** start Data records **
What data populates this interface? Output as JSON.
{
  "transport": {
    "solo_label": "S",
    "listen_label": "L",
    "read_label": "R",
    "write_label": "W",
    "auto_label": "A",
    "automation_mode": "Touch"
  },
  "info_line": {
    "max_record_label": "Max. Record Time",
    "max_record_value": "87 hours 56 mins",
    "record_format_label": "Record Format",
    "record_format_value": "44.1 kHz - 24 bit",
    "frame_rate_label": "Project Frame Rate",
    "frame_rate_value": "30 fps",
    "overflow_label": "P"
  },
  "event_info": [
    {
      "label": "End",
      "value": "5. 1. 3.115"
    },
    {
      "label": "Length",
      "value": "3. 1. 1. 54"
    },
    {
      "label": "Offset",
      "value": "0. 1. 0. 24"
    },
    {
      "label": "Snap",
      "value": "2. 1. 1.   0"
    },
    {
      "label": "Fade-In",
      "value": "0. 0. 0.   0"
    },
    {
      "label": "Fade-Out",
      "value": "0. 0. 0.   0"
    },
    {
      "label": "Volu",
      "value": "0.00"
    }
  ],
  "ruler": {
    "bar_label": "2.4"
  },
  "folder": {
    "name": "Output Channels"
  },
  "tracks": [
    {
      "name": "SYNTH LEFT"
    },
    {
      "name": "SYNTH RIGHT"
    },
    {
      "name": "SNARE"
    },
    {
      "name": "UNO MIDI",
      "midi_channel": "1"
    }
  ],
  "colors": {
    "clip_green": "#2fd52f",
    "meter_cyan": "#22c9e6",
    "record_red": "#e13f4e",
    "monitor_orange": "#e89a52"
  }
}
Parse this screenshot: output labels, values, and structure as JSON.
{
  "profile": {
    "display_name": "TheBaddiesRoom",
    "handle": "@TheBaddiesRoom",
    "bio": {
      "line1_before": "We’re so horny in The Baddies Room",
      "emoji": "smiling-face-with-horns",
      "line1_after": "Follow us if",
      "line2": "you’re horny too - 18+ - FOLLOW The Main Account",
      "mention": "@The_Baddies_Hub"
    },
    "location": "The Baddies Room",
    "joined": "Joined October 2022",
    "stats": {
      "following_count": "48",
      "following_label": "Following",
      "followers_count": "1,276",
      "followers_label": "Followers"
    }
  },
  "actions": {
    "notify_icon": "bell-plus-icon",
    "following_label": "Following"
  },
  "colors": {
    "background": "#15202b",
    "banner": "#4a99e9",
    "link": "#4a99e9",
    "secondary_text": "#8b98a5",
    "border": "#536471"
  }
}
** end Data records **
What to produce:
Hand back the material above in full, exactly as written.

The solution:
What data populates this interface? Output as JSON.
{
  "transport": {
    "solo_label": "S",
    "listen_label": "L",
    "read_label": "R",
    "write_label": "W",
    "auto_label": "A",
    "automation_mode": "Touch"
  },
  "info_line": {
    "max_record_label": "Max. Record Time",
    "max_record_value": "87 hours 56 mins",
    "record_format_label": "Record Format",
    "record_format_value": "44.1 kHz - 24 bit",
    "frame_rate_label": "Project Frame Rate",
    "frame_rate_value": "30 fps",
    "overflow_label": "P"
  },
  "event_info": [
    {
      "label": "End",
      "value": "5. 1. 3.115"
    },
    {
      "label": "Length",
      "value": "3. 1. 1. 54"
    },
    {
      "label": "Offset",
      "value": "0. 1. 0. 24"
    },
    {
      "label": "Snap",
      "value": "2. 1. 1.   0"
    },
    {
      "label": "Fade-In",
      "value": "0. 0. 0.   0"
    },
    {
      "label": "Fade-Out",
      "value": "0. 0. 0.   0"
    },
    {
      "label": "Volu",
      "value": "0.00"
    }
  ],
  "ruler": {
    "bar_label": "2.4"
  },
  "folder": {
    "name": "Output Channels"
  },
  "tracks": [
    {
      "name": "SYNTH LEFT"
    },
    {
      "name": "SYNTH RIGHT"
    },
    {
      "name": "SNARE"
    },
    {
      "name": "UNO MIDI",
      "midi_channel": "1"
    }
  ],
  "colors": {
    "clip_green": "#2fd52f",
    "meter_cyan": "#22c9e6",
    "record_red": "#e13f4e",
    "monitor_orange": "#e89a52"
  }
}
Parse this screenshot: output labels, values, and structure as JSON.
{
  "profile": {
    "display_name": "TheBaddiesRoom",
    "handle": "@TheBaddiesRoom",
    "bio": {
      "line1_before": "We’re so horny in The Baddies Room",
      "emoji": "smiling-face-with-horns",
      "line1_after": "Follow us if",
      "line2": "you’re horny too - 18+ - FOLLOW The Main Account",
      "mention": "@The_Baddies_Hub"
    },
    "location": "The Baddies Room",
    "joined": "Joined October 2022",
    "stats": {
      "following_count": "48",
      "following_label": "Following",
      "followers_count": "1,276",
      "followers_label": "Followers"
    }
  },
  "actions": {
    "notify_icon": "bell-plus-icon",
    "following_label": "Following"
  },
  "colors": {
    "background": "#15202b",
    "banner": "#4a99e9",
    "link": "#4a99e9",
    "secondary_text": "#8b98a5",
    "border": "#536471"
  }
}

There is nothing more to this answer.